Data records:
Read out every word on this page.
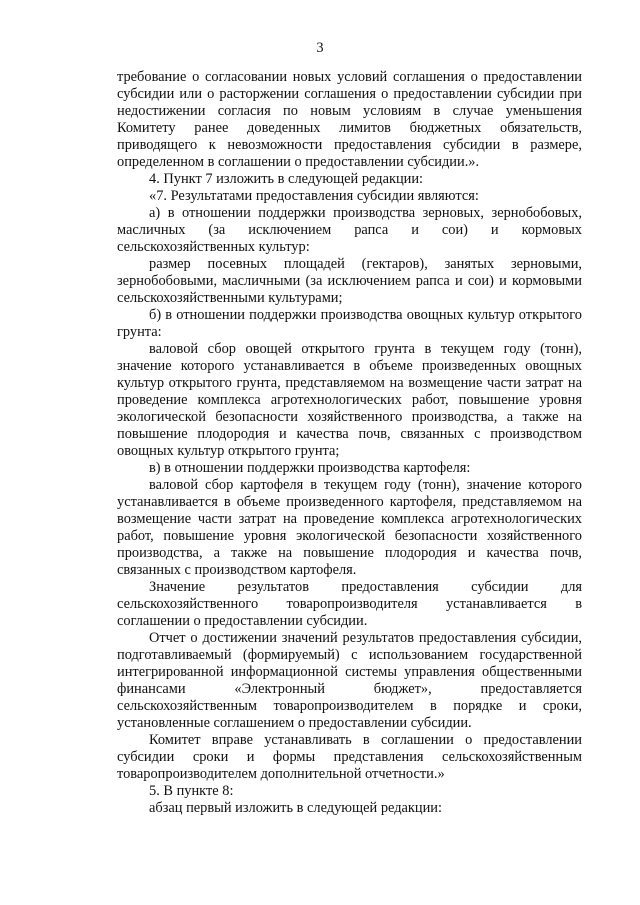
3

требование о согласовании новых условий соглашения о предоставлении субсидии или о расторжении соглашения о предоставлении субсидии при недостижении согласия по новым условиям в случае уменьшения Комитету ранее доведенных лимитов бюджетных обязательств, приводящего к невозможности предоставления субсидии в размере, определенном в соглашении о предоставлении субсидии.».

4. Пункт 7 изложить в следующей редакции:

«7. Результатами предоставления субсидии являются:

а) в отношении поддержки производства зерновых, зернобобовых, масличных (за исключением рапса и сои) и кормовых сельскохозяйственных культур:

размер посевных площадей (гектаров), занятых зерновыми, зернобобовыми, масличными (за исключением рапса и сои) и кормовыми сельскохозяйственными культурами;

б) в отношении поддержки производства овощных культур открытого грунта:

валовой сбор овощей открытого грунта в текущем году (тонн), значение которого устанавливается в объеме произведенных овощных культур открытого грунта, представляемом на возмещение части затрат на проведение комплекса агротехнологических работ, повышение уровня экологической безопасности хозяйственного производства, а также на повышение плодородия и качества почв, связанных с производством овощных культур открытого грунта;

в) в отношении поддержки производства картофеля:

валовой сбор картофеля в текущем году (тонн), значение которого устанавливается в объеме произведенного картофеля, представляемом на возмещение части затрат на проведение комплекса агротехнологических работ, повышение уровня экологической безопасности хозяйственного производства, а также на повышение плодородия и качества почв, связанных с производством картофеля.

Значение результатов предоставления субсидии для сельскохозяйственного товаропроизводителя устанавливается в соглашении о предоставлении субсидии.

Отчет о достижении значений результатов предоставления субсидии, подготавливаемый (формируемый) с использованием государственной интегрированной информационной системы управления общественными финансами «Электронный бюджет», предоставляется сельскохозяйственным товаропроизводителем в порядке и сроки, установленные соглашением о предоставлении субсидии.

Комитет вправе устанавливать в соглашении о предоставлении субсидии сроки и формы представления сельскохозяйственным товаропроизводителем дополнительной отчетности.»

5. В пункте 8:

абзац первый изложить в следующей редакции:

▶ **What to work on**:
Reproduce each entry precisely. Leave the pictures out.

▶ **Answer**:
Read out every word on this page.
3

требование о согласовании новых условий соглашения о предоставлении субсидии или о расторжении соглашения о предоставлении субсидии при недостижении согласия по новым условиям в случае уменьшения Комитету ранее доведенных лимитов бюджетных обязательств, приводящего к невозможности предоставления субсидии в размере, определенном в соглашении о предоставлении субсидии.».

4. Пункт 7 изложить в следующей редакции:

«7. Результатами предоставления субсидии являются:

а) в отношении поддержки производства зерновых, зернобобовых, масличных (за исключением рапса и сои) и кормовых сельскохозяйственных культур:

размер посевных площадей (гектаров), занятых зерновыми, зернобобовыми, масличными (за исключением рапса и сои) и кормовыми сельскохозяйственными культурами;

б) в отношении поддержки производства овощных культур открытого грунта:

валовой сбор овощей открытого грунта в текущем году (тонн), значение которого устанавливается в объеме произведенных овощных культур открытого грунта, представляемом на возмещение части затрат на проведение комплекса агротехнологических работ, повышение уровня экологической безопасности хозяйственного производства, а также на повышение плодородия и качества почв, связанных с производством овощных культур открытого грунта;

в) в отношении поддержки производства картофеля:

валовой сбор картофеля в текущем году (тонн), значение которого устанавливается в объеме произведенного картофеля, представляемом на возмещение части затрат на проведение комплекса агротехнологических работ, повышение уровня экологической безопасности хозяйственного производства, а также на повышение плодородия и качества почв, связанных с производством картофеля.

Значение результатов предоставления субсидии для сельскохозяйственного товаропроизводителя устанавливается в соглашении о предоставлении субсидии.

Отчет о достижении значений результатов предоставления субсидии, подготавливаемый (формируемый) с использованием государственной интегрированной информационной системы управления общественными финансами «Электронный бюджет», предоставляется сельскохозяйственным товаропроизводителем в порядке и сроки, установленные соглашением о предоставлении субсидии.

Комитет вправе устанавливать в соглашении о предоставлении субсидии сроки и формы представления сельскохозяйственным товаропроизводителем дополнительной отчетности.»

5. В пункте 8:

абзац первый изложить в следующей редакции:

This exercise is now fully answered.